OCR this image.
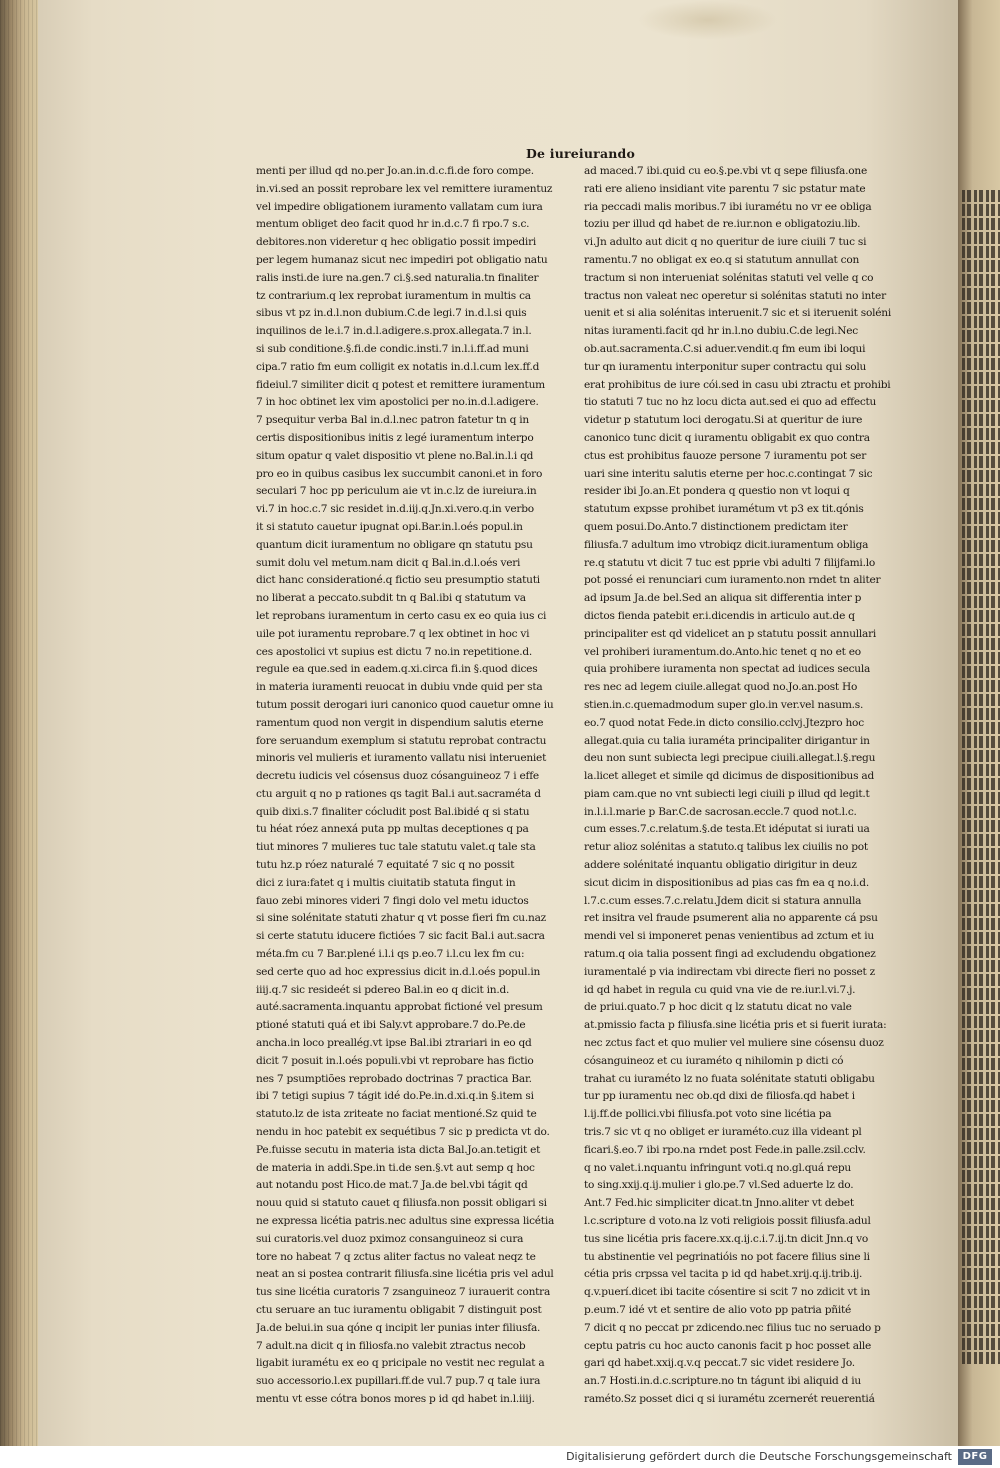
De iureiurando
menti per illud qd no.per Jo.an.in.d.c.fi.de foro compe.
in.vi.sed an possit reprobare lex vel remittere iuramentuz
vel impedire obligationem iuramento vallatam cum iura
mentum obliget deo facit quod hr in.d.c.7 fi rpo.7 s.c.
debitores.non videretur q hec obligatio possit impediri
per legem humanaz sicut nec impediri pot obligatio natu
ralis insti.de iure na.gen.7 ci.§.sed naturalia.tn finaliter
tz contrarium.q lex reprobat iuramentum in multis ca
sibus vt pz in.d.l.non dubium.C.de legi.7 in.d.l.si quis
inquilinos de le.i.7 in.d.l.adigere.s.prox.allegata.7 in.l.
si sub conditione.§.fi.de condic.insti.7 in.l.i.ff.ad muni
cipa.7 ratio fm eum colligit ex notatis in.d.l.cum lex.ff.d
fideiul.7 similiter dicit q potest et remittere iuramentum
7 in hoc obtinet lex vim apostolici per no.in.d.l.adigere.
7 psequitur verba Bal in.d.l.nec patron fatetur tn q in
certis dispositionibus initis z legé iuramentum interpo
situm opatur q valet dispositio vt plene no.Bal.in.l.i qd
pro eo in quibus casibus lex succumbit canoni.et in foro
seculari 7 hoc pp periculum aie vt in.c.lz de iureiura.in
vi.7 in hoc.c.7 sic residet in.d.iij.q.Jn.xi.vero.q.in verbo
it si statuto cauetur ipugnat opi.Bar.in.l.oés popul.in
quantum dicit iuramentum no obligare qn statutu psu
sumit dolu vel metum.nam dicit q Bal.in.d.l.oés veri
dict hanc considerationé.q fictio seu presumptio statuti
no liberat a peccato.subdit tn q Bal.ibi q statutum va
let reprobans iuramentum in certo casu ex eo quia ius ci
uile pot iuramentu reprobare.7 q lex obtinet in hoc vi
ces apostolici vt supius est dictu 7 no.in repetitione.d.
regule ea que.sed in eadem.q.xi.circa fi.in §.quod dices
in materia iuramenti reuocat in dubiu vnde quid per sta
tutum possit derogari iuri canonico quod cauetur omne iu
ramentum quod non vergit in dispendium salutis eterne
fore seruandum exemplum si statutu reprobat contractu
minoris vel mulieris et iuramento vallatu nisi interueniet
decretu iudicis vel cósensus duoz cósanguineoz 7 i effe
ctu arguit q no p rationes qs tagit Bal.i aut.sacraméta d
quib dixi.s.7 finaliter cócludit post Bal.ibidé q si statu
tu héat róez annexá puta pp multas deceptiones q pa
tiut minores 7 mulieres tuc tale statutu valet.q tale sta
tutu hz.p róez naturalé 7 equitaté 7 sic q no possit
dici z iura:fatet q i multis ciuitatib statuta fingut in
fauo zebi minores videri 7 fingi dolo vel metu iductos
si sine solénitate statuti zhatur q vt posse fieri fm cu.naz
si certe statutu iducere fictióes 7 sic facit Bal.i aut.sacra
méta.fm cu 7 Bar.plené i.l.i qs p.eo.7 i.l.cu lex fm cu:
sed certe quo ad hoc expressius dicit in.d.l.oés popul.in
iiij.q.7 sic resideét si pdereo Bal.in eo q dicit in.d.
auté.sacramenta.inquantu approbat fictioné vel presum
ptioné statuti quá et ibi Saly.vt approbare.7 do.Pe.de
ancha.in loco preallég.vt ipse Bal.ibi ztrariari in eo qd
dicit 7 posuit in.l.oés populi.vbi vt reprobare has fictio
nes 7 psumptiões reprobado doctrinas 7 practica Bar.
ibi 7 tetigi supius 7 tágit idé do.Pe.in.d.xi.q.in §.item si
statuto.lz de ista zriteate no faciat mentioné.Sz quid te
nendu in hoc patebit ex sequétibus 7 sic p predicta vt do.
Pe.fuisse secutu in materia ista dicta Bal.Jo.an.tetigit et
de materia in addi.Spe.in ti.de sen.§.vt aut semp q hoc
aut notandu post Hico.de mat.7 Ja.de bel.vbi tágit qd
nouu quid si statuto cauet q filiusfa.non possit obligari si
ne expressa licétia patris.nec adultus sine expressa licétia
sui curatoris.vel duoz pximoz consanguineoz si cura
tore no habeat 7 q zctus aliter factus no valeat neqz te
neat an si postea contrarit filiusfa.sine licétia pris vel adul
tus sine licétia curatoris 7 zsanguineoz 7 iurauerit contra
ctu seruare an tuc iuramentu obligabit 7 distinguit post
Ja.de belui.in sua qóne q incipit ler punias inter filiusfa.
7 adult.na dicit q in filiosfa.no valebit ztractus necob
ligabit iuramétu ex eo q pricipale no vestit nec regulat a
suo accessorio.l.ex pupillari.ff.de vul.7 pup.7 q tale iura
mentu vt esse cótra bonos mores p id qd habet in.l.iiij.
ad maced.7 ibi.quid cu eo.§.pe.vbi vt q sepe filiusfa.one
rati ere alieno insidiant vite parentu 7 sic pstatur mate
ria peccadi malis moribus.7 ibi iuramétu no vr ee obliga
toziu per illud qd habet de re.iur.non e obligatoziu.lib.
vi.Jn adulto aut dicit q no queritur de iure ciuili 7 tuc si
ramentu.7 no obligat ex eo.q si statutum annullat con
tractum si non interueniat solénitas statuti vel velle q co
tractus non valeat nec operetur si solénitas statuti no inter
uenit et si alia solénitas interuenit.7 sic et si iteruenit soléni
nitas iuramenti.facit qd hr in.l.no dubiu.C.de legi.Nec
ob.aut.sacramenta.C.si aduer.vendit.q fm eum ibi loqui
tur qn iuramentu interponitur super contractu qui solu
erat prohibitus de iure cói.sed in casu ubi ztractu et prohibi
tio statuti 7 tuc no hz locu dicta aut.sed ei quo ad effectu
videtur p statutum loci derogatu.Si at queritur de iure
canonico tunc dicit q iuramentu obligabit ex quo contra
ctus est prohibitus fauoze persone 7 iuramentu pot ser
uari sine interitu salutis eterne per hoc.c.contingat 7 sic
resider ibi Jo.an.Et pondera q questio non vt loqui q
statutum expsse prohibet iuramétum vt p3 ex tit.qónis
quem posui.Do.Anto.7 distinctionem predictam iter
filiusfa.7 adultum imo vtrobiqz dicit.iuramentum obliga
re.q statutu vt dicit 7 tuc est pprie vbi adulti 7 filijfami.lo
pot possé ei renunciari cum iuramento.non rndet tn aliter
ad ipsum Ja.de bel.Sed an aliqua sit differentia inter p
dictos fienda patebit er.i.dicendis in articulo aut.de q
principaliter est qd videlicet an p statutu possit annullari
vel prohiberi iuramentum.do.Anto.hic tenet q no et eo
quia prohibere iuramenta non spectat ad iudices secula
res nec ad legem ciuile.allegat quod no.Jo.an.post Ho
stien.in.c.quemadmodum super glo.in ver.vel nasum.s.
eo.7 quod notat Fede.in dicto consilio.cclvj.Jtezpro hoc
allegat.quia cu talia iuraméta principaliter dirigantur in
deu non sunt subiecta legi precipue ciuili.allegat.l.§.regu
la.licet alleget et simile qd dicimus de dispositionibus ad
piam cam.que no vnt subiecti legi ciuili p illud qd legit.t
in.l.i.l.marie p Bar.C.de sacrosan.eccle.7 quod not.l.c.
cum esses.7.c.relatum.§.de testa.Et idéputat si iurati ua
retur alioz solénitas a statuto.q talibus lex ciuilis no pot
addere solénitaté inquantu obligatio dirigitur in deuz
sicut dicim in dispositionibus ad pias cas fm ea q no.i.d.
l.7.c.cum esses.7.c.relatu.Jdem dicit si statura annulla
ret insitra vel fraude psumerent alia no apparente cá psu
mendi vel si imponeret penas venientibus ad zctum et iu
ratum.q oia talia possent fingi ad excludendu obgationez
iuramentalé p via indirectam vbi directe fieri no posset z
id qd habet in regula cu quid vna vie de re.iur.l.vi.7.j.
de priui.quato.7 p hoc dicit q lz statutu dicat no vale
at.pmissio facta p filiusfa.sine licétia pris et si fuerit iurata:
nec zctus fact et quo mulier vel muliere sine cósensu duoz
cósanguineoz et cu iuraméto q nihilomin p dicti có
trahat cu iuraméto lz no fuata solénitate statuti obligabu
tur pp iuramentu nec ob.qd dixi de filiosfa.qd habet i
l.ij.ff.de pollici.vbi filiusfa.pot voto sine licétia pa
tris.7 sic vt q no obliget er iuraméto.cuz illa videant pl
ficari.§.eo.7 ibi rpo.na rndet post Fede.in palle.zsil.cclv.
q no valet.i.nquantu infringunt voti.q no.gl.quá repu
to sing.xxij.q.ij.mulier i glo.pe.7 vl.Sed aduerte lz do.
Ant.7 Fed.hic simpliciter dicat.tn Jnno.aliter vt debet
l.c.scripture d voto.na lz voti religiois possit filiusfa.adul
tus sine licétia pris facere.xx.q.ij.c.i.7.ij.tn dicit Jnn.q vo
tu abstinentie vel pegrinatióis no pot facere filius sine li
cétia pris crpssa vel tacita p id qd habet.xrij.q.ij.trib.ij.
q.v.puerí.dicet ibi tacite cósentire si scit 7 no zdicit vt in
p.eum.7 idé vt et sentire de alio voto pp patria pñité
7 dicit q no peccat pr zdicendo.nec filius tuc no seruado p
ceptu patris cu hoc aucto canonis facit p hoc posset alle
gari qd habet.xxij.q.v.q peccat.7 sic videt residere Jo.
an.7 Hosti.in.d.c.scripture.no tn tágunt ibi aliquid d iu
raméto.Sz posset dici q si iuramétu zcernerét reuerentiá
Digitalisierung gefördert durch die Deutsche Forschungsgemeinschaft	DFG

----

§ STATED GOAL
Your answer should be one number: how many lines of the listing include the word "voti".

§ EXERCISE RESULT
2